-- Provided passage follows --

Horizon Wind Energy confirmed in March it was in the early stages of evaluating the potential of a wind turbine project that would cover the corners of Vermilion, Champaign, Edgar and Coles counties. Horizon officials have said test towers could evaluate the wind for as long as two years before work begins.
In Danville, however, work has already began to make sure all bases are covered for the potential of an incoming wind farm.
Bill Donahue, chairman of the Vermilion County Board’s finance committee, is working on an ordinance setting certain rules for everyone involved, ranging from landowners to Horizon.
Todd Lee and Vickie Haugen of Vermilion Advantage, approached the county at a recent meeting with a request for such groundwork.
“They want a uniform ordinance so that when they build these, there’s a common understanding of how they take care of the towers and responsibilities everybody has,” Donahue said.
He compared the need for such an ordinance to the controversy that arises regarding cellular phone towers.
“Everybody wants to be on a known playing field,” he said. “You don’t want to invest a lot of money and not know what the rules are. The better way to avoid controversy and differing local rules is have a model to go by.”

-- Provided passage concluded --

Activities:
1 - Summarize the wind farm ordinance text in two sentences.
2 - According to the wind farm ordinance text, how long could Horizon's test towers evaluate the wind before work begins?
3 - Continue the wind farm ordinance text from its final sentence.

-- Records follows --

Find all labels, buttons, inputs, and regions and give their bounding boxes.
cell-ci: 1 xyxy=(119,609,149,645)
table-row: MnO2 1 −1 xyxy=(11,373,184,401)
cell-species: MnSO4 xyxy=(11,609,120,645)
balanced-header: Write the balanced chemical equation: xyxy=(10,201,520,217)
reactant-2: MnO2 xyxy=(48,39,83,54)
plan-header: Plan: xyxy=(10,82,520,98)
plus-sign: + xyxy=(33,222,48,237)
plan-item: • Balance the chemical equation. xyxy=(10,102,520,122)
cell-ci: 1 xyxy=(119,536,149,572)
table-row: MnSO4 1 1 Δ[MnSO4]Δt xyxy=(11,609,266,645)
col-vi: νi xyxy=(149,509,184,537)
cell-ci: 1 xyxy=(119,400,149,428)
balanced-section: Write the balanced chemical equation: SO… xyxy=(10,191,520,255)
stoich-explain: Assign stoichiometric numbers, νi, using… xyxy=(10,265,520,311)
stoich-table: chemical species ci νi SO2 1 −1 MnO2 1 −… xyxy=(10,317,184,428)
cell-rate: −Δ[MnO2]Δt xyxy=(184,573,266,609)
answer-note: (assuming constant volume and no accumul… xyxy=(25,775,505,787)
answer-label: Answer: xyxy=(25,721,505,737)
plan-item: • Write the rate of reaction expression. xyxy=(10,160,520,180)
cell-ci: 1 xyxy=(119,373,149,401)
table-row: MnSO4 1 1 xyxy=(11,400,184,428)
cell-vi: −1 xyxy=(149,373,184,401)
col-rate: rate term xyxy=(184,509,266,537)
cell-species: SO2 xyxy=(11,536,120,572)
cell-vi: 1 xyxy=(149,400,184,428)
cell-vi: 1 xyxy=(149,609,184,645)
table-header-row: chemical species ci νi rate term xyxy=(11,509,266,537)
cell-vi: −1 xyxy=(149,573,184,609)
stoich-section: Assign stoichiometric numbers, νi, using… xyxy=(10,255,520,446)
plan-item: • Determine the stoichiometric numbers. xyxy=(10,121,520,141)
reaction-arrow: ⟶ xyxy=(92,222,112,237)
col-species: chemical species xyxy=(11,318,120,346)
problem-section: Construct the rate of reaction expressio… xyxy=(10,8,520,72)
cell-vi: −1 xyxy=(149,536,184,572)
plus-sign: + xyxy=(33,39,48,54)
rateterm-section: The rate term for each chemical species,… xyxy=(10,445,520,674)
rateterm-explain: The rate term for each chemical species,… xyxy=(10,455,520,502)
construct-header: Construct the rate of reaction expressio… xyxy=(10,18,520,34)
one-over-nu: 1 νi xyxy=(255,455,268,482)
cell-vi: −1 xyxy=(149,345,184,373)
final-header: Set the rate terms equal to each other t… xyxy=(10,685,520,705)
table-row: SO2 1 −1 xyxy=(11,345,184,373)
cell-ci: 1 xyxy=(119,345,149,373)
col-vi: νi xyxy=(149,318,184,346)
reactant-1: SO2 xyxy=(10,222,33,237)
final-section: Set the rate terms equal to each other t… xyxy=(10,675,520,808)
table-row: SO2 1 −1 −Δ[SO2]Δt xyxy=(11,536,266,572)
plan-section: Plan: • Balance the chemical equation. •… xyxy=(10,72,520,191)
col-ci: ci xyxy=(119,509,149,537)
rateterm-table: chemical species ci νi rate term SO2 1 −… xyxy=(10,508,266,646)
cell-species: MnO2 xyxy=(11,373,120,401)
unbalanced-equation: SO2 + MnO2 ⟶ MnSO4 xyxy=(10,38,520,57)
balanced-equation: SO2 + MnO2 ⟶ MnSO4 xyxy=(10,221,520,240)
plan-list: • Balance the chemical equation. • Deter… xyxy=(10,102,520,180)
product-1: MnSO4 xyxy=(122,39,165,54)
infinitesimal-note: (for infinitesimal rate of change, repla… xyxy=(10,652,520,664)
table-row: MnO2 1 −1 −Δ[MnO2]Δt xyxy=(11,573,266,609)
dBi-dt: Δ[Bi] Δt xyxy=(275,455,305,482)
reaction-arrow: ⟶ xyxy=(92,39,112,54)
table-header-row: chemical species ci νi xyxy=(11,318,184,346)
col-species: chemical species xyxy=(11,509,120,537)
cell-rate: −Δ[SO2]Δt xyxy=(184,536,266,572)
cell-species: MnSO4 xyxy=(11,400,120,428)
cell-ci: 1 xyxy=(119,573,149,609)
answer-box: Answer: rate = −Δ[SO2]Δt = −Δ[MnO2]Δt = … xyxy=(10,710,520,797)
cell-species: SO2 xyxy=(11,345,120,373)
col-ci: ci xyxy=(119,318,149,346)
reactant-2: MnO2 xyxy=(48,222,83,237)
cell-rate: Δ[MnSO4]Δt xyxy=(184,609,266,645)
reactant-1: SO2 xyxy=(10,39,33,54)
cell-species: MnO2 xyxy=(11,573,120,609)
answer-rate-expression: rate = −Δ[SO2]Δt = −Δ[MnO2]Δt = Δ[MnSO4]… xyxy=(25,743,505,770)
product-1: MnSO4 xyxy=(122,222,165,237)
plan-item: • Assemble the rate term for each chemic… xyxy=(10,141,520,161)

-- Records concluded --

Expected results:
1 - Horizon Wind Energy confirmed in March that it was in the early stages of evaluating a wind turbine project covering the corners of Vermilion, Champaign, Edgar and Coles counties, with test towers possibly measuring wind for up to two years before work begins. Bill Donahue, chairman of the Vermilion County Board's finance committee, is working on an ordinance setting rules for everyone involved, from landowners to Horizon, after Vermilion Advantage asked the county for a uniform set of rules.

2 - As long as two years.

3 -
The ordinance will cover a variety of areas in connection with a wind farm, ranging from the installation and safety to coordination with local emergency personnel and decommissioning.
“We’ll have a process to decommission these and put the land back in order,” Donahue said.
A ordinance put together by the Chicago Legal Clinic Inc. is being used as a model for the local ordinance.
“I’m not going to reinvent the wheel, just conform it to Vermilion County,” Donahue said.
If the Horizon project proceeds, anywhere from 100 to 120 turbines would cover a general area of 10,000 acres across the tips of the four counties. Turbine blades, on average, slowly rotate about 20 times per minute.
The turbines add renewable energy to the local electric portfolio. Power created flows into the transmission lines and travels anywhere along that grid. Its destination, he said, is based on the sale of the power.
State topography and wind maps led Horizon officials to east central Illinois. Here, a ridge in the land, along with wide agricultural areas, provides a prospective spot to take advantage of wind flow.
Horizon already has developed a sizeable wind farm in McLean County near the town of Arrowsmith. It is the largest wind farm east of the Mississippi.